#### [EXERCISE AIM]
The answer must be every line of the records below that contains the word "KONGRESSZUSI".

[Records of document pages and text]

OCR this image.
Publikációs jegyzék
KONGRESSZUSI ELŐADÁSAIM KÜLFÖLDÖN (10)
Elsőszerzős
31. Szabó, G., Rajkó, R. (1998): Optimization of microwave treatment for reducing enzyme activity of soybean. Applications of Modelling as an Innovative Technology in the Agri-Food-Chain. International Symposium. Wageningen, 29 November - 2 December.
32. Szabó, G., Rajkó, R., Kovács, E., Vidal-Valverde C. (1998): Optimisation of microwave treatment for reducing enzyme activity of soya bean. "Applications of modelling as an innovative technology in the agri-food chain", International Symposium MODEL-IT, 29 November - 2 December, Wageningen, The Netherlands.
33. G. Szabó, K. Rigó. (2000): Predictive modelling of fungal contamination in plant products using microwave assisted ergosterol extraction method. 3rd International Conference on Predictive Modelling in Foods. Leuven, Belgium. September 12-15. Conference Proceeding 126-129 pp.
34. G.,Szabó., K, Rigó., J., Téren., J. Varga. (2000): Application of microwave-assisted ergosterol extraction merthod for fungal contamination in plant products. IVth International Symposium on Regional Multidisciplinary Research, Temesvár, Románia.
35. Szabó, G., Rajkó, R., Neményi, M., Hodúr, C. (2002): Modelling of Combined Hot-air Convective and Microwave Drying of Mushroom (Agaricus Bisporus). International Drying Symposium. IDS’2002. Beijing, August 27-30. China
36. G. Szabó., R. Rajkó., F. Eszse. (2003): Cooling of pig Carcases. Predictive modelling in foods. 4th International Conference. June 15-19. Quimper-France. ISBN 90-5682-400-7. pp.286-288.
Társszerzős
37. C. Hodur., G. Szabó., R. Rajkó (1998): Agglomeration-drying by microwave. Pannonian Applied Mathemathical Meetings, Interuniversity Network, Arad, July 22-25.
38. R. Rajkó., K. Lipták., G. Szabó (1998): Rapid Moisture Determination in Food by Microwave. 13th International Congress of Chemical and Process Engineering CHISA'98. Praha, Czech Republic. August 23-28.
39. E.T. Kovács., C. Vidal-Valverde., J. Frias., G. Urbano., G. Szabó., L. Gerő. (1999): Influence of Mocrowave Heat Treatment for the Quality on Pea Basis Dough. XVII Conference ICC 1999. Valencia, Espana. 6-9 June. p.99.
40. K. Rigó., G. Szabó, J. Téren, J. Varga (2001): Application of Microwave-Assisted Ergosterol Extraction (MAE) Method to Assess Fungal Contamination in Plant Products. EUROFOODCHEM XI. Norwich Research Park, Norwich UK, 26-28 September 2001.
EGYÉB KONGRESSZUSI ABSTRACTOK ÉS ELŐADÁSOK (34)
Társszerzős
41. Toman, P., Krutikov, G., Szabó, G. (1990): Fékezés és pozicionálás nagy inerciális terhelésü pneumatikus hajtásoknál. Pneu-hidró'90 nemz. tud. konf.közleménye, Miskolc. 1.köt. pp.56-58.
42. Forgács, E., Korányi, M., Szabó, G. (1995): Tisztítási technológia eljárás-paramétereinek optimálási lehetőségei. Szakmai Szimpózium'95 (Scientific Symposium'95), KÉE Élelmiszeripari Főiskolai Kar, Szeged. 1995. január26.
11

#### [FINISHED TASK]
KONGRESSZUSI ELŐADÁSAIM KÜLFÖLDÖN (10)
EGYÉB KONGRESSZUSI ABSTRACTOK ÉS ELŐADÁSOK (34)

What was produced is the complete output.